JOB. Reproduce the stretch of the material from its first line through the line containing "phase-speckle [785,422,793,430]", keeping both ends and changing nothing.

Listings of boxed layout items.
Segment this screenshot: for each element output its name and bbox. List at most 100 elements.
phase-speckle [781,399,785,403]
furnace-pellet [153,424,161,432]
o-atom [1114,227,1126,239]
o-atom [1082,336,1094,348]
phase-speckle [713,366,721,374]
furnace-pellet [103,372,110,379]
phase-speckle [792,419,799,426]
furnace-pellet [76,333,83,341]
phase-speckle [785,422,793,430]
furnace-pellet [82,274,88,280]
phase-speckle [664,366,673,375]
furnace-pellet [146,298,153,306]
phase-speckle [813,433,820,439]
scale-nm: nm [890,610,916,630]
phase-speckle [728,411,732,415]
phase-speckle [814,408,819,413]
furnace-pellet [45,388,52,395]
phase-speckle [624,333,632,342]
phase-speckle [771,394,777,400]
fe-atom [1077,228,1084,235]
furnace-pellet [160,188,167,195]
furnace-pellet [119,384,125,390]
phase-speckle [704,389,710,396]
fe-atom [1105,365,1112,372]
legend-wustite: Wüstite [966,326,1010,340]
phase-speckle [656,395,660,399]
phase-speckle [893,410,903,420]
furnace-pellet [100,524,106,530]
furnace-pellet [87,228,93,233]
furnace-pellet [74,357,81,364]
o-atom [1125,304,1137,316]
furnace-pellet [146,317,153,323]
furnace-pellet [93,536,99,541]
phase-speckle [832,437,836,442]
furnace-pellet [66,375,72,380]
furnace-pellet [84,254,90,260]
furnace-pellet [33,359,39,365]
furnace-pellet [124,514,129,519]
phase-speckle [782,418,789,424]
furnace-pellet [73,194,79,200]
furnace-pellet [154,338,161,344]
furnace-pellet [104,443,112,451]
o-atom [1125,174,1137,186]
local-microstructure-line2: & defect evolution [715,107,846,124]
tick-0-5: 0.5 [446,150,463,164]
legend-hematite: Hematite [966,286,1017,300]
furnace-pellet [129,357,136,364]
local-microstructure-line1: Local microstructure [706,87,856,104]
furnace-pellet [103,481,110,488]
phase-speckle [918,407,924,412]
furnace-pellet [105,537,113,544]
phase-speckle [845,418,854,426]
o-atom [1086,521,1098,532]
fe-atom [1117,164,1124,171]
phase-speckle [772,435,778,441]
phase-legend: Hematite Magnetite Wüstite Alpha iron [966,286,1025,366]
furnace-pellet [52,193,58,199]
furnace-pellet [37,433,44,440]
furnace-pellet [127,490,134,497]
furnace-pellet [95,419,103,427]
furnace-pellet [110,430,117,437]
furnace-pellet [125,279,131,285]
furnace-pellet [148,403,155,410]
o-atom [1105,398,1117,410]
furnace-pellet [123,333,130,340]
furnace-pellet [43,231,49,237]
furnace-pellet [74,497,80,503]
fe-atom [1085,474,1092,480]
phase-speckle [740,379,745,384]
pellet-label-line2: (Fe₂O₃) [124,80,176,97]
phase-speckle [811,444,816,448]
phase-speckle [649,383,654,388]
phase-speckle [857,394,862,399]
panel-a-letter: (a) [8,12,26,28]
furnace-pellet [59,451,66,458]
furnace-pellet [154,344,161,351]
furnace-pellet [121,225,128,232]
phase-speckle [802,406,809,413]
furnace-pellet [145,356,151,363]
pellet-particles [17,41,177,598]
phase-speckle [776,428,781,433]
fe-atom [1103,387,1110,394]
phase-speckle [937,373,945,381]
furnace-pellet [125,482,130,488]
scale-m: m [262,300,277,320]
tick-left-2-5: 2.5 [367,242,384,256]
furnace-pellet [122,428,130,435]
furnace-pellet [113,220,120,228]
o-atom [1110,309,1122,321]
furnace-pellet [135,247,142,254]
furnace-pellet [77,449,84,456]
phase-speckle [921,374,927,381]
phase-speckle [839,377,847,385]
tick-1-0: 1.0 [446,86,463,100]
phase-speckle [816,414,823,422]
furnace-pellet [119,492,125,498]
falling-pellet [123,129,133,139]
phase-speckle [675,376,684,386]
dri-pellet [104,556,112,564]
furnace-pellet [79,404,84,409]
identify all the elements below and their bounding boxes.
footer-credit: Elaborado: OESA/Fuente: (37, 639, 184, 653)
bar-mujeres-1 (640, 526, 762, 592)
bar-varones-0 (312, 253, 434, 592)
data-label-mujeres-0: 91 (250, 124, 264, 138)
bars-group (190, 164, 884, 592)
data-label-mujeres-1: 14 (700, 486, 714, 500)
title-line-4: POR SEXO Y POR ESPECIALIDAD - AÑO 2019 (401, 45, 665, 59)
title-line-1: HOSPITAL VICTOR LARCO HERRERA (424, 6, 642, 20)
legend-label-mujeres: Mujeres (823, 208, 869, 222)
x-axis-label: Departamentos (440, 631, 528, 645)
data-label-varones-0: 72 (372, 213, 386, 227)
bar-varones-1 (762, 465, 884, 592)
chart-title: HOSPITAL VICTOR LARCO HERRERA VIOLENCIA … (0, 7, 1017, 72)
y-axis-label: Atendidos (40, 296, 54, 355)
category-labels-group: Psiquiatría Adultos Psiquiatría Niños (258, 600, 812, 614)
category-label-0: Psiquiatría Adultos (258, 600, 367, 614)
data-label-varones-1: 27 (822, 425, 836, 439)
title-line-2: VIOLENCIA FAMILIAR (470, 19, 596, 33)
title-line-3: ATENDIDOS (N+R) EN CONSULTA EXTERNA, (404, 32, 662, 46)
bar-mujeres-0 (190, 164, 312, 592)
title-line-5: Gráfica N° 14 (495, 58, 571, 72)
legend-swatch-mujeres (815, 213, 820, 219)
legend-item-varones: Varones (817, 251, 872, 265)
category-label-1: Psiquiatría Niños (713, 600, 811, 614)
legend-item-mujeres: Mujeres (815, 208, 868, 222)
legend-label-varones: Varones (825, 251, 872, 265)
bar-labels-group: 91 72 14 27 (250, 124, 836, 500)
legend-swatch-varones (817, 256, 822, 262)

SOLUTION FOR THIS EXERCISE.
Segment this screenshot: for each element output its name and bbox. List at most 100 elements.
phase-speckle [781,399,785,403]
furnace-pellet [153,424,161,432]
o-atom [1114,227,1126,239]
o-atom [1082,336,1094,348]
phase-speckle [713,366,721,374]
furnace-pellet [103,372,110,379]
phase-speckle [792,419,799,426]
furnace-pellet [76,333,83,341]
phase-speckle [785,422,793,430]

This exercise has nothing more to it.